**WHAT TO PRODUCE:**
Check every line of the material below for "années". Give the number of lines that have it, and only that.

═══ DATA ENTRIES ═══

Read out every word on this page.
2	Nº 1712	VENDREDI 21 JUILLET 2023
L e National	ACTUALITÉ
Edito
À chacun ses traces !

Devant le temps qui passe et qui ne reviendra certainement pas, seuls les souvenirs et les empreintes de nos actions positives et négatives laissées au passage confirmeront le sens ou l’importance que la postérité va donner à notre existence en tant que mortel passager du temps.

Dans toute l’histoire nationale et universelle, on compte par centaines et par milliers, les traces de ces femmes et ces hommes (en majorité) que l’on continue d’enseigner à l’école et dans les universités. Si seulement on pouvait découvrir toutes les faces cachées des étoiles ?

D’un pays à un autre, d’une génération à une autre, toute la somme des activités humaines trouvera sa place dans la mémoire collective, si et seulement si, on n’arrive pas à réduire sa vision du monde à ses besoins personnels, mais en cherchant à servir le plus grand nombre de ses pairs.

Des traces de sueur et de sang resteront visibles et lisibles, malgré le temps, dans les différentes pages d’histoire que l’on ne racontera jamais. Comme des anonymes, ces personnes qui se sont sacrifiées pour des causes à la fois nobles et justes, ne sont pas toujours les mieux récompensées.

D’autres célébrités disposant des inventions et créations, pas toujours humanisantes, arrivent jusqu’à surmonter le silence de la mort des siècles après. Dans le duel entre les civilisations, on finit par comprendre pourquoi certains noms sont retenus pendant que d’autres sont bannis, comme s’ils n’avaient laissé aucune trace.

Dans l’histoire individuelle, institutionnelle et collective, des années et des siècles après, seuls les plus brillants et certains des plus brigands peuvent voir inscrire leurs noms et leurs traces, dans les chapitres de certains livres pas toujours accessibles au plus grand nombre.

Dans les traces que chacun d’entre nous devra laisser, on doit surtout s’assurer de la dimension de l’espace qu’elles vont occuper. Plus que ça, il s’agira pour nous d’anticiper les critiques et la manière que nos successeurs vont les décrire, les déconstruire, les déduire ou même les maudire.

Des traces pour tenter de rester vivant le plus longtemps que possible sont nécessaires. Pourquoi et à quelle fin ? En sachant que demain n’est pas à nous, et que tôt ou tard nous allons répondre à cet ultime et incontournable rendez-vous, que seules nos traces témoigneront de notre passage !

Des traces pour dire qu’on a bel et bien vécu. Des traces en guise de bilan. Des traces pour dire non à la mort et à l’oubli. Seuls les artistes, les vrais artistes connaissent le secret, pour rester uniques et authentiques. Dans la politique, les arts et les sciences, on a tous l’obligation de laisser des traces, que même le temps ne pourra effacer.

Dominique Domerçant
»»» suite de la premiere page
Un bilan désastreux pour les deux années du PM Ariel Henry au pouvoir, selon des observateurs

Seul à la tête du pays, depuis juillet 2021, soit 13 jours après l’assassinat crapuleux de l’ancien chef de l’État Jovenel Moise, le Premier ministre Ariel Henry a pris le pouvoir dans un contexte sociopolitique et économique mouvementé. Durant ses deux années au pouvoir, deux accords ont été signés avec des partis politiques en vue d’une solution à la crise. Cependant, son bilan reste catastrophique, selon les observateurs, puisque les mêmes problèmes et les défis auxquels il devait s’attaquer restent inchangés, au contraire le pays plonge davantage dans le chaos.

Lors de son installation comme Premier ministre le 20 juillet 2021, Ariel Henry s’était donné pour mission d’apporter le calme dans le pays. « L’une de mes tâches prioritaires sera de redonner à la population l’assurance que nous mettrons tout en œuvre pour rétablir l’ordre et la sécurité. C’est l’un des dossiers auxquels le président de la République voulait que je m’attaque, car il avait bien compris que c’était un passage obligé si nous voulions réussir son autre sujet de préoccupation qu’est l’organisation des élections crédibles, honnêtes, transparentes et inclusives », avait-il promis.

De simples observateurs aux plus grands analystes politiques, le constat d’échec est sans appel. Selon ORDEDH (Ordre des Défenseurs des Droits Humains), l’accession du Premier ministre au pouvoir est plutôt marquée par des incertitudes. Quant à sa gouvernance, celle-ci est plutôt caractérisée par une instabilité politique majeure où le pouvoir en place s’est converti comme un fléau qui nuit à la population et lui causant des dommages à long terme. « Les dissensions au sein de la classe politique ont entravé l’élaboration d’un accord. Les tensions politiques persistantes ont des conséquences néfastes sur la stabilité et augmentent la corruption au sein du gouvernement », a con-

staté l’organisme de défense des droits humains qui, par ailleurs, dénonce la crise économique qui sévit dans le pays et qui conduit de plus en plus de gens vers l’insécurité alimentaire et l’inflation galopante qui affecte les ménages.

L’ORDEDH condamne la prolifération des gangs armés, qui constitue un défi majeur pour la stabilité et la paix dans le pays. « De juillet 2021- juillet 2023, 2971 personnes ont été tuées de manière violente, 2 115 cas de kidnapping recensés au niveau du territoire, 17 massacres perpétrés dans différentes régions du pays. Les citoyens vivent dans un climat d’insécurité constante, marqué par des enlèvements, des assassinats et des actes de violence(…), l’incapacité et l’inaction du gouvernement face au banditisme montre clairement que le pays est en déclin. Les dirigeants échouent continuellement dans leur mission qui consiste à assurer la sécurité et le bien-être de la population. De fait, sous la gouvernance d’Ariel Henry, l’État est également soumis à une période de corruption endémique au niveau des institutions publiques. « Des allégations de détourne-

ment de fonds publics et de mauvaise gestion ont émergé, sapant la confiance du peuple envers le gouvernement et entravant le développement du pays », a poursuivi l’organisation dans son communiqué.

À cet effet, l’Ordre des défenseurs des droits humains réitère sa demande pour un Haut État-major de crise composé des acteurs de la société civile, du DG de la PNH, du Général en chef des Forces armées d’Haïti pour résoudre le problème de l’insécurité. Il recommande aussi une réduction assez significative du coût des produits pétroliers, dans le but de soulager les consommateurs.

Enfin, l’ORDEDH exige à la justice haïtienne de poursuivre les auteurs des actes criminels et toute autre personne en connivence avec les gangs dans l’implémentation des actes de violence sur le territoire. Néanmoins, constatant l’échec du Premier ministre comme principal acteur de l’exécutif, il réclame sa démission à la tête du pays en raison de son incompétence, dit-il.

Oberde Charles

═══

**SOLUTION:**
3